* **Your objective**
Below is a listing to write out in full, exactly as given, without its pictures.

+++++

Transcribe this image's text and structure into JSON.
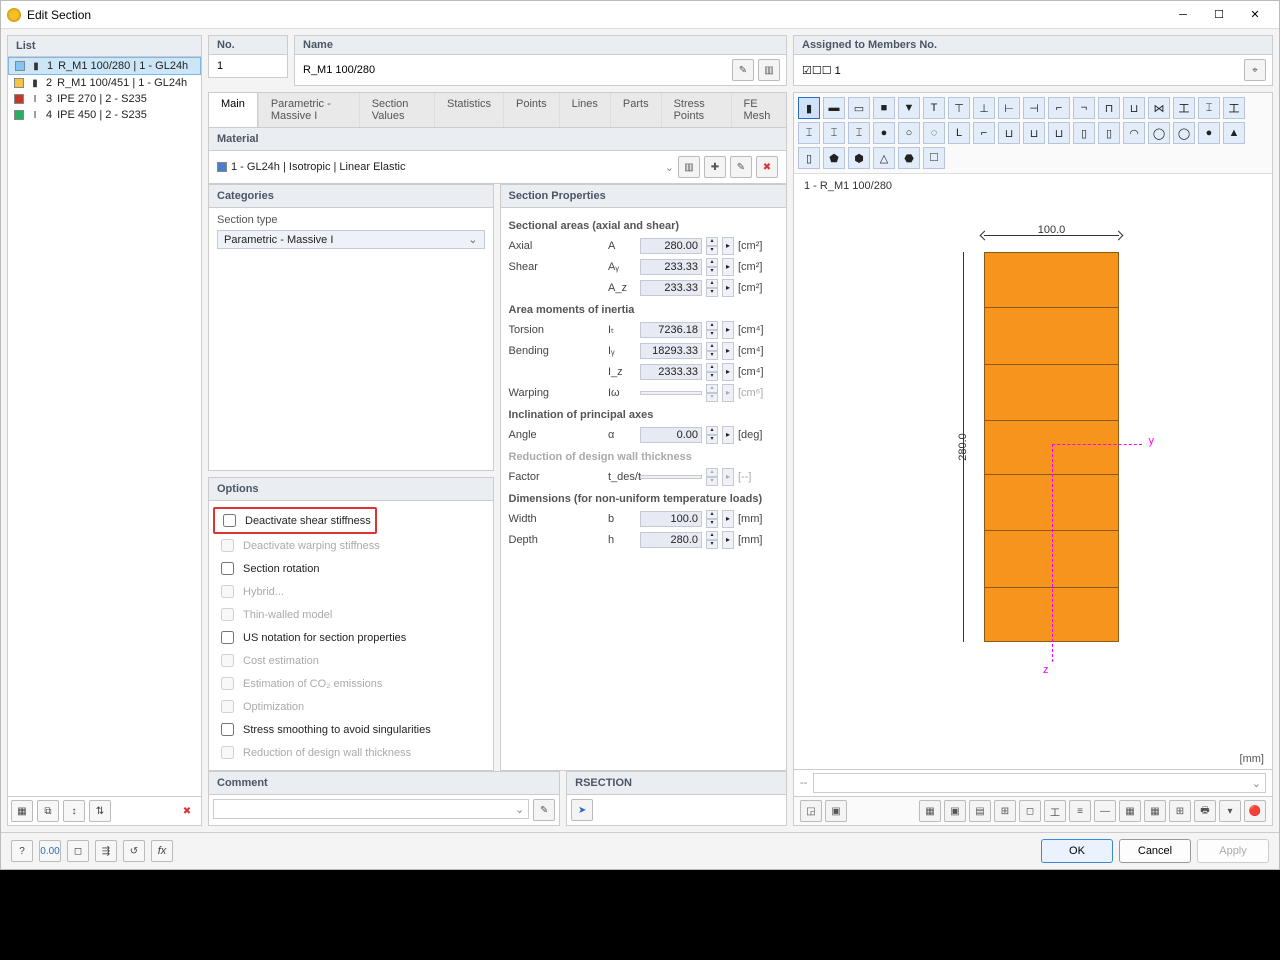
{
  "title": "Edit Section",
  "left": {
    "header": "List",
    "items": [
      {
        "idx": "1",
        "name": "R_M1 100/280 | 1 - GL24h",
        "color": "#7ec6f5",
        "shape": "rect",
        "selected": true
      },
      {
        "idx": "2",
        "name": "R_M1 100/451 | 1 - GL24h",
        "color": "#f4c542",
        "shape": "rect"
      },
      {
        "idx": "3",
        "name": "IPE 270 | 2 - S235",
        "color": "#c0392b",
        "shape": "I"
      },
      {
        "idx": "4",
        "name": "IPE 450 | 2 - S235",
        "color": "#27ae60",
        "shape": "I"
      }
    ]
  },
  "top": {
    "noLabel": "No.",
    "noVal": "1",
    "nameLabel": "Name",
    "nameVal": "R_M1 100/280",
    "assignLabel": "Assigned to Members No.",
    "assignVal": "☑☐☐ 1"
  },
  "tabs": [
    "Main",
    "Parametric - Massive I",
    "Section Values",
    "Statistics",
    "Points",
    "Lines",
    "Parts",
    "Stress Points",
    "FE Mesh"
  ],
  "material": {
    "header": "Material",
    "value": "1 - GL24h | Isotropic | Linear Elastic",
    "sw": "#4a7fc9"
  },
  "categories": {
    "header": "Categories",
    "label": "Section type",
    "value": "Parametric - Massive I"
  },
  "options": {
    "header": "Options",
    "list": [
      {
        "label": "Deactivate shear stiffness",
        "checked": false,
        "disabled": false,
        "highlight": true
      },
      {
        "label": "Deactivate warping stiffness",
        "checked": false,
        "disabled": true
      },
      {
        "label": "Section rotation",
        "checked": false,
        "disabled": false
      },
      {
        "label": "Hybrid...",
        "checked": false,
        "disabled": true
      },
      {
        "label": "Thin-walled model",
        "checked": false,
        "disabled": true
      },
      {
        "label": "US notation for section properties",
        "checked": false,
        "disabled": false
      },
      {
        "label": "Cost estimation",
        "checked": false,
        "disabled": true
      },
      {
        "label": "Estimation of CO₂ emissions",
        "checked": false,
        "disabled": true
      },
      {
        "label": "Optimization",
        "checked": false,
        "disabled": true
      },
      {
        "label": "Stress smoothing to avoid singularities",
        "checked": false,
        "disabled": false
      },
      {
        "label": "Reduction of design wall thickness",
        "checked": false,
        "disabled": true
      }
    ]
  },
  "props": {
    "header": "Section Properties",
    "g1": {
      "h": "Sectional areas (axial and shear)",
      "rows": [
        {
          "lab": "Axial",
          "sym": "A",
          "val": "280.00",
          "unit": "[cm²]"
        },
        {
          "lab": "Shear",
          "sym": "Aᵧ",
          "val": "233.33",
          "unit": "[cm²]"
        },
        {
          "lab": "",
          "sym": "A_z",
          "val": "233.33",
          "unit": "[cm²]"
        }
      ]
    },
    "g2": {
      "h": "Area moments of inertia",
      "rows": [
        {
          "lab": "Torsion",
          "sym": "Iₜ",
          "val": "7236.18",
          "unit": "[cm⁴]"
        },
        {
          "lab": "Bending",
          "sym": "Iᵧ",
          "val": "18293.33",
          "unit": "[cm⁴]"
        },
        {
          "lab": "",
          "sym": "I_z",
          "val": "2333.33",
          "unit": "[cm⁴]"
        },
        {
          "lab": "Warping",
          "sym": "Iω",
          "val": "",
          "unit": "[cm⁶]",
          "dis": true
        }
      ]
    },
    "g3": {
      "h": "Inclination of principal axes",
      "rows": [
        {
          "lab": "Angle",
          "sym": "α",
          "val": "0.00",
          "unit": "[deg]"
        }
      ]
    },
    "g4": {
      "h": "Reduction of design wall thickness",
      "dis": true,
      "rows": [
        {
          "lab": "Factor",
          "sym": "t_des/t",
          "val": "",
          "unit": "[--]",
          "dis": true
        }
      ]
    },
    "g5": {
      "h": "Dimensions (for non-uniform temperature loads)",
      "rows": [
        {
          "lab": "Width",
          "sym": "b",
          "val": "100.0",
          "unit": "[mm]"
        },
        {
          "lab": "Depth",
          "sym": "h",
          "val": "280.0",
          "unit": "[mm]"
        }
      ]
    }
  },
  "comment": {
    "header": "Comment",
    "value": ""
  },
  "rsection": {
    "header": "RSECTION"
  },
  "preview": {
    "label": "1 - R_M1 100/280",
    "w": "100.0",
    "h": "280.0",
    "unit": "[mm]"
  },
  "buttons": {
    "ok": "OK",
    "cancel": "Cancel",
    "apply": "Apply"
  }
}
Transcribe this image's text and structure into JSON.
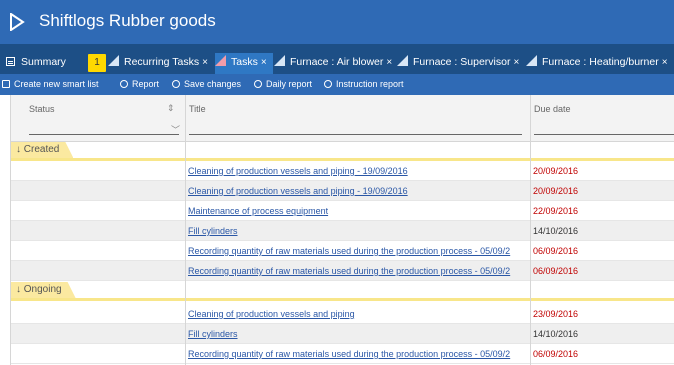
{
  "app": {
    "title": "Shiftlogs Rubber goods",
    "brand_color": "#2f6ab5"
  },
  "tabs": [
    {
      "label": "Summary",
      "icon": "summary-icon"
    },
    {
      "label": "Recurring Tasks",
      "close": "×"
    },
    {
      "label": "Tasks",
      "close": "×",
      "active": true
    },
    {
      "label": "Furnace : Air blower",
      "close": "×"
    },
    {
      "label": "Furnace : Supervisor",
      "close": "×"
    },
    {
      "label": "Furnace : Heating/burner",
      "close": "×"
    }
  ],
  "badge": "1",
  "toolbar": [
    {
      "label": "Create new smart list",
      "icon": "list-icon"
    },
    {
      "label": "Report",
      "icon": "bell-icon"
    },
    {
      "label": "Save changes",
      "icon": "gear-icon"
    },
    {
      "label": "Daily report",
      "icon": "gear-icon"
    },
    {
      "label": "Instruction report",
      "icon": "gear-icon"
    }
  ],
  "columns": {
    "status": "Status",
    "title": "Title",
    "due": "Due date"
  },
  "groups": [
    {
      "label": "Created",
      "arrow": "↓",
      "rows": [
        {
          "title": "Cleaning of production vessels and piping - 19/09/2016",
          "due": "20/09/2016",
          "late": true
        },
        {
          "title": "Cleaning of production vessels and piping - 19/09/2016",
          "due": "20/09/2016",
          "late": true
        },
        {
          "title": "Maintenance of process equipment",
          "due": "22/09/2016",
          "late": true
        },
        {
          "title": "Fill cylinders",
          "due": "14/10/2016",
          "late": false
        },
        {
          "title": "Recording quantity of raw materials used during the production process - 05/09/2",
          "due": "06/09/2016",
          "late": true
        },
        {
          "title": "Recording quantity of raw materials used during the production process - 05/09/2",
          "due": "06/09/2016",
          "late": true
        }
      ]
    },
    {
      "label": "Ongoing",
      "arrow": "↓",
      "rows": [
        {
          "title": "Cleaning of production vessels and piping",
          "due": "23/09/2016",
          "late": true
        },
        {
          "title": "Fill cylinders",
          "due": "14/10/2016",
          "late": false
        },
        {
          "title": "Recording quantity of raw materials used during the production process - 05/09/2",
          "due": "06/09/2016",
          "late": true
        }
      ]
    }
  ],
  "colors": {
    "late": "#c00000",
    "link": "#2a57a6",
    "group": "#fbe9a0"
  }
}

+++++

* **Solved exercise**
Transcribe this image's text and structure into JSON.
{
  "title": "Edit Section",
  "left": {
    "header": "List",
    "items": [
      {
        "idx": "1",
        "name": "R_M1 100/280 | 1 - GL24h",
        "color": "#7ec6f5",
        "shape": "rect",
        "selected": true
      },
      {
        "idx": "2",
        "name": "R_M1 100/451 | 1 - GL24h",
        "color": "#f4c542",
        "shape": "rect"
      },
      {
        "idx": "3",
        "name": "IPE 270 | 2 - S235",
        "color": "#c0392b",
        "shape": "I"
      },
      {
        "idx": "4",
        "name": "IPE 450 | 2 - S235",
        "color": "#27ae60",
        "shape": "I"
      }
    ]
  },
  "top": {
    "noLabel": "No.",
    "noVal": "1",
    "nameLabel": "Name",
    "nameVal": "R_M1 100/280",
    "assignLabel": "Assigned to Members No.",
    "assignVal": "☑☐☐ 1"
  },
  "tabs": [
    "Main",
    "Parametric - Massive I",
    "Section Values",
    "Statistics",
    "Points",
    "Lines",
    "Parts",
    "Stress Points",
    "FE Mesh"
  ],
  "material": {
    "header": "Material",
    "value": "1 - GL24h | Isotropic | Linear Elastic",
    "sw": "#4a7fc9"
  },
  "categories": {
    "header": "Categories",
    "label": "Section type",
    "value": "Parametric - Massive I"
  },
  "options": {
    "header": "Options",
    "list": [
      {
        "label": "Deactivate shear stiffness",
        "checked": false,
        "disabled": false,
        "highlight": true
      },
      {
        "label": "Deactivate warping stiffness",
        "checked": false,
        "disabled": true
      },
      {
        "label": "Section rotation",
        "checked": false,
        "disabled": false
      },
      {
        "label": "Hybrid...",
        "checked": false,
        "disabled": true
      },
      {
        "label": "Thin-walled model",
        "checked": false,
        "disabled": true
      },
      {
        "label": "US notation for section properties",
        "checked": false,
        "disabled": false
      },
      {
        "label": "Cost estimation",
        "checked": false,
        "disabled": true
      },
      {
        "label": "Estimation of CO₂ emissions",
        "checked": false,
        "disabled": true
      },
      {
        "label": "Optimization",
        "checked": false,
        "disabled": true
      },
      {
        "label": "Stress smoothing to avoid singularities",
        "checked": false,
        "disabled": false
      },
      {
        "label": "Reduction of design wall thickness",
        "checked": false,
        "disabled": true
      }
    ]
  },
  "props": {
    "header": "Section Properties",
    "g1": {
      "h": "Sectional areas (axial and shear)",
      "rows": [
        {
          "lab": "Axial",
          "sym": "A",
          "val": "280.00",
          "unit": "[cm²]"
        },
        {
          "lab": "Shear",
          "sym": "Aᵧ",
          "val": "233.33",
          "unit": "[cm²]"
        },
        {
          "lab": "",
          "sym": "A_z",
          "val": "233.33",
          "unit": "[cm²]"
        }
      ]
    },
    "g2": {
      "h": "Area moments of inertia",
      "rows": [
        {
          "lab": "Torsion",
          "sym": "Iₜ",
          "val": "7236.18",
          "unit": "[cm⁴]"
        },
        {
          "lab": "Bending",
          "sym": "Iᵧ",
          "val": "18293.33",
          "unit": "[cm⁴]"
        },
        {
          "lab": "",
          "sym": "I_z",
          "val": "2333.33",
          "unit": "[cm⁴]"
        },
        {
          "lab": "Warping",
          "sym": "Iω",
          "val": "",
          "unit": "[cm⁶]",
          "dis": true
        }
      ]
    },
    "g3": {
      "h": "Inclination of principal axes",
      "rows": [
        {
          "lab": "Angle",
          "sym": "α",
          "val": "0.00",
          "unit": "[deg]"
        }
      ]
    },
    "g4": {
      "h": "Reduction of design wall thickness",
      "dis": true,
      "rows": [
        {
          "lab": "Factor",
          "sym": "t_des/t",
          "val": "",
          "unit": "[--]",
          "dis": true
        }
      ]
    },
    "g5": {
      "h": "Dimensions (for non-uniform temperature loads)",
      "rows": [
        {
          "lab": "Width",
          "sym": "b",
          "val": "100.0",
          "unit": "[mm]"
        },
        {
          "lab": "Depth",
          "sym": "h",
          "val": "280.0",
          "unit": "[mm]"
        }
      ]
    }
  },
  "comment": {
    "header": "Comment",
    "value": ""
  },
  "rsection": {
    "header": "RSECTION"
  },
  "preview": {
    "label": "1 - R_M1 100/280",
    "w": "100.0",
    "h": "280.0",
    "unit": "[mm]"
  },
  "buttons": {
    "ok": "OK",
    "cancel": "Cancel",
    "apply": "Apply"
  }
}
Transcribe this image's text and structure into JSON.
{
  "app": {
    "title": "Shiftlogs Rubber goods",
    "brand_color": "#2f6ab5"
  },
  "tabs": [
    {
      "label": "Summary",
      "icon": "summary-icon"
    },
    {
      "label": "Recurring Tasks",
      "close": "×"
    },
    {
      "label": "Tasks",
      "close": "×",
      "active": true
    },
    {
      "label": "Furnace : Air blower",
      "close": "×"
    },
    {
      "label": "Furnace : Supervisor",
      "close": "×"
    },
    {
      "label": "Furnace : Heating/burner",
      "close": "×"
    }
  ],
  "badge": "1",
  "toolbar": [
    {
      "label": "Create new smart list",
      "icon": "list-icon"
    },
    {
      "label": "Report",
      "icon": "bell-icon"
    },
    {
      "label": "Save changes",
      "icon": "gear-icon"
    },
    {
      "label": "Daily report",
      "icon": "gear-icon"
    },
    {
      "label": "Instruction report",
      "icon": "gear-icon"
    }
  ],
  "columns": {
    "status": "Status",
    "title": "Title",
    "due": "Due date"
  },
  "groups": [
    {
      "label": "Created",
      "arrow": "↓",
      "rows": [
        {
          "title": "Cleaning of production vessels and piping - 19/09/2016",
          "due": "20/09/2016",
          "late": true
        },
        {
          "title": "Cleaning of production vessels and piping - 19/09/2016",
          "due": "20/09/2016",
          "late": true
        },
        {
          "title": "Maintenance of process equipment",
          "due": "22/09/2016",
          "late": true
        },
        {
          "title": "Fill cylinders",
          "due": "14/10/2016",
          "late": false
        },
        {
          "title": "Recording quantity of raw materials used during the production process - 05/09/2",
          "due": "06/09/2016",
          "late": true
        },
        {
          "title": "Recording quantity of raw materials used during the production process - 05/09/2",
          "due": "06/09/2016",
          "late": true
        }
      ]
    },
    {
      "label": "Ongoing",
      "arrow": "↓",
      "rows": [
        {
          "title": "Cleaning of production vessels and piping",
          "due": "23/09/2016",
          "late": true
        },
        {
          "title": "Fill cylinders",
          "due": "14/10/2016",
          "late": false
        },
        {
          "title": "Recording quantity of raw materials used during the production process - 05/09/2",
          "due": "06/09/2016",
          "late": true
        }
      ]
    }
  ],
  "colors": {
    "late": "#c00000",
    "link": "#2a57a6",
    "group": "#fbe9a0"
  }
}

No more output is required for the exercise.